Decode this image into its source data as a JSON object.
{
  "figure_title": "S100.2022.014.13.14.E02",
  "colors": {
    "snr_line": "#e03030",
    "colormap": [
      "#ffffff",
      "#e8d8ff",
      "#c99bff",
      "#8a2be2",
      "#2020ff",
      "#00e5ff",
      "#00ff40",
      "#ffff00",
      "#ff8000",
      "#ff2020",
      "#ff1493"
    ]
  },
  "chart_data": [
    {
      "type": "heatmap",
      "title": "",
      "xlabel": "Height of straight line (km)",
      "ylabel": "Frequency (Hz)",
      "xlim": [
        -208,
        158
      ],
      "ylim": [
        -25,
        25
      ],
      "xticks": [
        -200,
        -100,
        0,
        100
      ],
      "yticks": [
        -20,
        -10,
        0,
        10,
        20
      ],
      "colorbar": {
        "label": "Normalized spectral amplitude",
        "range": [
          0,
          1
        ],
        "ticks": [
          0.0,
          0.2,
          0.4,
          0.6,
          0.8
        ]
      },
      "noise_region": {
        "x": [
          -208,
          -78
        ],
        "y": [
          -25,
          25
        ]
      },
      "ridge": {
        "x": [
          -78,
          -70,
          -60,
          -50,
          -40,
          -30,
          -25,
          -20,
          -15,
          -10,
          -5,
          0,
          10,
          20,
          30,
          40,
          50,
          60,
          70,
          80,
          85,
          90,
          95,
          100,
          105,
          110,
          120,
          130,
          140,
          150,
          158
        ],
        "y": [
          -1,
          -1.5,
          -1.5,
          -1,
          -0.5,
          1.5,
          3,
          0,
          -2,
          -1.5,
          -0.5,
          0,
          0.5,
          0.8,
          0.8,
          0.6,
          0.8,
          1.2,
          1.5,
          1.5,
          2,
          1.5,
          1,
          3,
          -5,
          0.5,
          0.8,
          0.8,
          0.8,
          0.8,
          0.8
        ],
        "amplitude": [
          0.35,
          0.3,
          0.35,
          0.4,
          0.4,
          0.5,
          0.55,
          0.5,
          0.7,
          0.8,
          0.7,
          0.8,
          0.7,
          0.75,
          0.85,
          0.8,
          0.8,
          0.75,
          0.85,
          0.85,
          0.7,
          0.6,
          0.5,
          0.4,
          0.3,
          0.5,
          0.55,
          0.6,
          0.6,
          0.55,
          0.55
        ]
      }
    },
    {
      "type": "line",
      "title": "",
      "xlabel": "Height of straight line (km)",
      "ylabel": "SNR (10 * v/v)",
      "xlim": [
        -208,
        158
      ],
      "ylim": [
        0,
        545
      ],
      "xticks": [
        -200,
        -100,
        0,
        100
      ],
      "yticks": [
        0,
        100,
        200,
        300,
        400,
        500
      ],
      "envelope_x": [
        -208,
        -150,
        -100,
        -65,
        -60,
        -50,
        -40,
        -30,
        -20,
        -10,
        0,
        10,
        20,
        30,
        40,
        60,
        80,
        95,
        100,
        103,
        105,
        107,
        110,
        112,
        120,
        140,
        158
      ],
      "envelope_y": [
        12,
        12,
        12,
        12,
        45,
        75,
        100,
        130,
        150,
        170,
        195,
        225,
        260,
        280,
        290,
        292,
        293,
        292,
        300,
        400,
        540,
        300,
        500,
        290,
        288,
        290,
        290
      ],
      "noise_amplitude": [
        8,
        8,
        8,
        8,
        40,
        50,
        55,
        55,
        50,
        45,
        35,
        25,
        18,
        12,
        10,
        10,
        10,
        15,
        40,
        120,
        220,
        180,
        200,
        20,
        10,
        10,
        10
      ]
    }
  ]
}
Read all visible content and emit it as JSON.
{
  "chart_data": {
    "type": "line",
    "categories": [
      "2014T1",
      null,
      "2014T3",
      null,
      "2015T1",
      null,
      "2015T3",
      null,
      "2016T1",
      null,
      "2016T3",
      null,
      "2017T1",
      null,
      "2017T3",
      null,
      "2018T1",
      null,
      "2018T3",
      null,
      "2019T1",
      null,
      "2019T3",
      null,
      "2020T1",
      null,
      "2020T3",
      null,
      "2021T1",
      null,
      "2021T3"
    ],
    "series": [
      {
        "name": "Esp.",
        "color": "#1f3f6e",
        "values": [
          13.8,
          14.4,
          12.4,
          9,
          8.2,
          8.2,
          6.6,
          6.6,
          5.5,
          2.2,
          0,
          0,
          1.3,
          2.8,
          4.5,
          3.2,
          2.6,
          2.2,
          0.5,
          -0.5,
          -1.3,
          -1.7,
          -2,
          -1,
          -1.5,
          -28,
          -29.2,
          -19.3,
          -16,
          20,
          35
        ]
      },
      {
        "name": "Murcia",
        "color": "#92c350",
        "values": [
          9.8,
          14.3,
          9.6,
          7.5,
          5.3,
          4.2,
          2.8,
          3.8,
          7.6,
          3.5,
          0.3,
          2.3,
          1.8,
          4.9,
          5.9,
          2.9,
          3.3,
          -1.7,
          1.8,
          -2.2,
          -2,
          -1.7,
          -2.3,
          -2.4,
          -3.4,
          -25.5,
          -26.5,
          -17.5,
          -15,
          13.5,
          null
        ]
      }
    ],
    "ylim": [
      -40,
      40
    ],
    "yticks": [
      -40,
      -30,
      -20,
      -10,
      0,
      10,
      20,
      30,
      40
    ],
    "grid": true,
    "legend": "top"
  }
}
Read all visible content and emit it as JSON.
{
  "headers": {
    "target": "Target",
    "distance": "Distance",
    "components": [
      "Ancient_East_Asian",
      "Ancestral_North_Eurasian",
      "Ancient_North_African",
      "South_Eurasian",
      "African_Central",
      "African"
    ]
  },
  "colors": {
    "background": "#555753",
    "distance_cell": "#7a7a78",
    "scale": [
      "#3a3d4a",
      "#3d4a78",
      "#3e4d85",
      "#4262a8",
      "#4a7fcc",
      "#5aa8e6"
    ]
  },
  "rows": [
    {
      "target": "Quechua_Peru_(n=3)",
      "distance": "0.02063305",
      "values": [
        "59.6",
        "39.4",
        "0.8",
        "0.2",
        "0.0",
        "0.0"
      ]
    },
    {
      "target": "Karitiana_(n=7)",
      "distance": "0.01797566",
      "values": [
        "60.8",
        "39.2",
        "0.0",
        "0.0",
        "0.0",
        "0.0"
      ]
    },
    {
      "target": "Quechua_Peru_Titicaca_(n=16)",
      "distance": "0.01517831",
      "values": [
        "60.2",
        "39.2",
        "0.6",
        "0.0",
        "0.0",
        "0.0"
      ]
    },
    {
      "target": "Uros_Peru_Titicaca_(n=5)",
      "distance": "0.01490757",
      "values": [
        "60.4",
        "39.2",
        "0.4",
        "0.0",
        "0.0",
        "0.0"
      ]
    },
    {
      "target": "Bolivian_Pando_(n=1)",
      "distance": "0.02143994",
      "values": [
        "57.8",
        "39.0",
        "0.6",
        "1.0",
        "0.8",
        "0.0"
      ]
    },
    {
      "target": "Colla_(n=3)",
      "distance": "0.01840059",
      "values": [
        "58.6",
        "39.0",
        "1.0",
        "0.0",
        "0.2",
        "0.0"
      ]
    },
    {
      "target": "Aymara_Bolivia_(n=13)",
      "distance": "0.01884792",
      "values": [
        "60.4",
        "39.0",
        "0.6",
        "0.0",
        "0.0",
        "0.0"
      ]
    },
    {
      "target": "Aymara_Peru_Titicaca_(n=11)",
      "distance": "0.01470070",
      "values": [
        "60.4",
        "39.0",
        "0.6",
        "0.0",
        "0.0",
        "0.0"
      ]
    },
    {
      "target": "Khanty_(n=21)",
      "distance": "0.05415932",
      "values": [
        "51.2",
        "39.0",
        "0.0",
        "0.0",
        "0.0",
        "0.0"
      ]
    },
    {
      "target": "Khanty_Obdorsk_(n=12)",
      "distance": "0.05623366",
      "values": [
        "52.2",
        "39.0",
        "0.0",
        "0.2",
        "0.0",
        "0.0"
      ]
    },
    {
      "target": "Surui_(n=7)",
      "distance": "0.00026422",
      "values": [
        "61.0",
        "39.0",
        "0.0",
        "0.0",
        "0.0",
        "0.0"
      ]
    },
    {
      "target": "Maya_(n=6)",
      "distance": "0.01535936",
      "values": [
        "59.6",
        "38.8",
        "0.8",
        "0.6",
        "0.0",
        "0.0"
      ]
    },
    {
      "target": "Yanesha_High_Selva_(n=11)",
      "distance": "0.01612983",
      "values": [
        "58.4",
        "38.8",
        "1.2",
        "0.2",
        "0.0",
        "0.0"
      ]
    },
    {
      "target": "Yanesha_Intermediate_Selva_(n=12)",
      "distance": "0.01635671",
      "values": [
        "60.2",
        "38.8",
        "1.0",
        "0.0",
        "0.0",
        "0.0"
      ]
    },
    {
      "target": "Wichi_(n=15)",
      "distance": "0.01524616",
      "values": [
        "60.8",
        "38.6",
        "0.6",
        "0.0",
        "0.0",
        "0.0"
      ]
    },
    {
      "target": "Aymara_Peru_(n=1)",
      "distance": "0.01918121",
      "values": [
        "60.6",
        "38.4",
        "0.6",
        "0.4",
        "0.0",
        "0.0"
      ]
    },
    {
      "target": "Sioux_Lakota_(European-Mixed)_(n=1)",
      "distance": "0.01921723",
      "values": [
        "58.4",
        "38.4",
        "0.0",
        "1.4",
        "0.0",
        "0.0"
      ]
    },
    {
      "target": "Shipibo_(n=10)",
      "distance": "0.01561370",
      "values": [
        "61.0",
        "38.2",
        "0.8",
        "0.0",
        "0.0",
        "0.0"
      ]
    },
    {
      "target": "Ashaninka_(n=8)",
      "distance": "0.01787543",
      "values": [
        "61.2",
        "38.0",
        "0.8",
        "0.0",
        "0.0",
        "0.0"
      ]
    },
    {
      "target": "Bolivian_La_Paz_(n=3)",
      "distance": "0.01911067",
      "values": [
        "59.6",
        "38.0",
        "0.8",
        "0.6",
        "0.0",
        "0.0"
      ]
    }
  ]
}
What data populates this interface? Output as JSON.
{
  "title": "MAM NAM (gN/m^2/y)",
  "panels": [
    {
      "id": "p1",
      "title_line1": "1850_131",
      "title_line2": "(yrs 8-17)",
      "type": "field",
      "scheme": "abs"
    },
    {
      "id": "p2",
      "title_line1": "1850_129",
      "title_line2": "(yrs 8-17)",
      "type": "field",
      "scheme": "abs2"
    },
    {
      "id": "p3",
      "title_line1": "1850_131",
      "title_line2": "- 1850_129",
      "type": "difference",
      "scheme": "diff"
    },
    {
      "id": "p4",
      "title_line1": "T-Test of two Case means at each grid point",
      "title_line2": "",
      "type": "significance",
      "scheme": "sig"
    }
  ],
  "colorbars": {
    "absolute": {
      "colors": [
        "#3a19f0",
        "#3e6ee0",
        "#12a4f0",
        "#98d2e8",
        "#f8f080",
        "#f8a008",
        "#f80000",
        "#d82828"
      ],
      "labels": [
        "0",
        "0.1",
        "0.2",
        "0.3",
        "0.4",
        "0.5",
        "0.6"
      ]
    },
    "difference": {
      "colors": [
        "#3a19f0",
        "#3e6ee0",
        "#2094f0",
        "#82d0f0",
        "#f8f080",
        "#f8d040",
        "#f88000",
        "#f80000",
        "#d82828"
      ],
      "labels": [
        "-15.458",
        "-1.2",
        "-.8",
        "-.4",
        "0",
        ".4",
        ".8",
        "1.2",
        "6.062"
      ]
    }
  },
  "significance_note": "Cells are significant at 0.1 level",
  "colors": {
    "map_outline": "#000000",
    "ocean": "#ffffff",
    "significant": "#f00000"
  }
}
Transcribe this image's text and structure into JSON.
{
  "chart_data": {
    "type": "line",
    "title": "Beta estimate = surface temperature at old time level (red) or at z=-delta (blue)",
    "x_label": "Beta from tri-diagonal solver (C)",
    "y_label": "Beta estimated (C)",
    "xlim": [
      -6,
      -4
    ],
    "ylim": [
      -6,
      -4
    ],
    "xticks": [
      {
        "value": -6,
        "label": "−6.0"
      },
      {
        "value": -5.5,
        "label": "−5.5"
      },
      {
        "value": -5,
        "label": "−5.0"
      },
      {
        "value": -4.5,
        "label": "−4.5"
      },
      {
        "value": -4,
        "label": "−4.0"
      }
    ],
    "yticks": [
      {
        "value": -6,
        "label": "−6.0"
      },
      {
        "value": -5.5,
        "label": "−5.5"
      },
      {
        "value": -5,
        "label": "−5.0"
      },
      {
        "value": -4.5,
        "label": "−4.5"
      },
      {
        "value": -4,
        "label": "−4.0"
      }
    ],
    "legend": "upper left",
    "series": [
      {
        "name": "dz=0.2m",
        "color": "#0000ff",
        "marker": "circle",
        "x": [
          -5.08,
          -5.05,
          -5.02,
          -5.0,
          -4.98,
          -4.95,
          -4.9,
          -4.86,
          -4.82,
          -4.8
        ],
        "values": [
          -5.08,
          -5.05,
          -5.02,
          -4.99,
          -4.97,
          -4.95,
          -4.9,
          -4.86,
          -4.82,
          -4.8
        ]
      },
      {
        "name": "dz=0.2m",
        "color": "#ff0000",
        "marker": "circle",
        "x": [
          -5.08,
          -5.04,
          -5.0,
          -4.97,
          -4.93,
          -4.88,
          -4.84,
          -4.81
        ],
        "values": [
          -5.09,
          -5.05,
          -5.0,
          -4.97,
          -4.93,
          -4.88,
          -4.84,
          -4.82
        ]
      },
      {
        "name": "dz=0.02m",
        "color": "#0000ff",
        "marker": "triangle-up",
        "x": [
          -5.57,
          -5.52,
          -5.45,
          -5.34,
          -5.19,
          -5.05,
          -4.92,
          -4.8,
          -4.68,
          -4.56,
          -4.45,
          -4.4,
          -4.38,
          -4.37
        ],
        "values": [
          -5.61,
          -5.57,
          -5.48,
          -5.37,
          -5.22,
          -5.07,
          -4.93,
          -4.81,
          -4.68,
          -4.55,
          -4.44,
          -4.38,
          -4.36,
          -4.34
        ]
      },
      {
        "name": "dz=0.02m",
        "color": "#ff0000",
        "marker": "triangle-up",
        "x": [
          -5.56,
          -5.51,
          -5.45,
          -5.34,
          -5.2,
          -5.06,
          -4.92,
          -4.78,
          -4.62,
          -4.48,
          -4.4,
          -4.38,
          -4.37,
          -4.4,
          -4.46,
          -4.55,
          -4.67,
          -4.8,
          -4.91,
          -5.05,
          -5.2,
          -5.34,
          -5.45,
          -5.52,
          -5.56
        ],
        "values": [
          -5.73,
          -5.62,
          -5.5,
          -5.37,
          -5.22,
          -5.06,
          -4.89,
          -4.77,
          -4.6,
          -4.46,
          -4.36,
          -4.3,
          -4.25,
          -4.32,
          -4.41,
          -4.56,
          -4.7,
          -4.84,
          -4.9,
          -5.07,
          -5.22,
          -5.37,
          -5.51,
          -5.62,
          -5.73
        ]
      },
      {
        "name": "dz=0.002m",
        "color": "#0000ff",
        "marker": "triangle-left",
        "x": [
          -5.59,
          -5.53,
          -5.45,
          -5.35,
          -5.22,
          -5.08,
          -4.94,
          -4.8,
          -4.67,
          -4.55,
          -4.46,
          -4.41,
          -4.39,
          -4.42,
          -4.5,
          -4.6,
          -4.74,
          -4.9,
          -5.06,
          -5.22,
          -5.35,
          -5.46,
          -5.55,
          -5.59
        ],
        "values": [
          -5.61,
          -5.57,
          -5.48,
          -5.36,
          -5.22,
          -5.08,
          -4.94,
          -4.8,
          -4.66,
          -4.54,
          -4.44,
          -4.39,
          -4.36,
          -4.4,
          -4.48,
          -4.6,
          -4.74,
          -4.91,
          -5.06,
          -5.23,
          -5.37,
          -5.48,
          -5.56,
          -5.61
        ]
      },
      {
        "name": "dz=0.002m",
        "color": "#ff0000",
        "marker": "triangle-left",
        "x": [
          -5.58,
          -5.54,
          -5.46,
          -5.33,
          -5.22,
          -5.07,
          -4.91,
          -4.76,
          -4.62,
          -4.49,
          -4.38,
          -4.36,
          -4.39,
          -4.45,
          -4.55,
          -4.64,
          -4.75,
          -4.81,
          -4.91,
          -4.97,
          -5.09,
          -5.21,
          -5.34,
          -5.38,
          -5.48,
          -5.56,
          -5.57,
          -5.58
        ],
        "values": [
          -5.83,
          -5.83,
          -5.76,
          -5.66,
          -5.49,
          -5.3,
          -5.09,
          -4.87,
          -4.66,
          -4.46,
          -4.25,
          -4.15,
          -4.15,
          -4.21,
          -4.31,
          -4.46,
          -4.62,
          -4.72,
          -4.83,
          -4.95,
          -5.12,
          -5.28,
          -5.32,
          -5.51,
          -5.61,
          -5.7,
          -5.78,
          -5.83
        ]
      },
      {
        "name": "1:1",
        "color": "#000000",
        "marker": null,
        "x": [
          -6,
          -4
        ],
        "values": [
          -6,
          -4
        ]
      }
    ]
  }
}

= = = =

Copy out every line of the material above that mentions the word "scheme".

      "scheme": "abs"
      "scheme": "abs2"
      "scheme": "diff"
      "scheme": "sig"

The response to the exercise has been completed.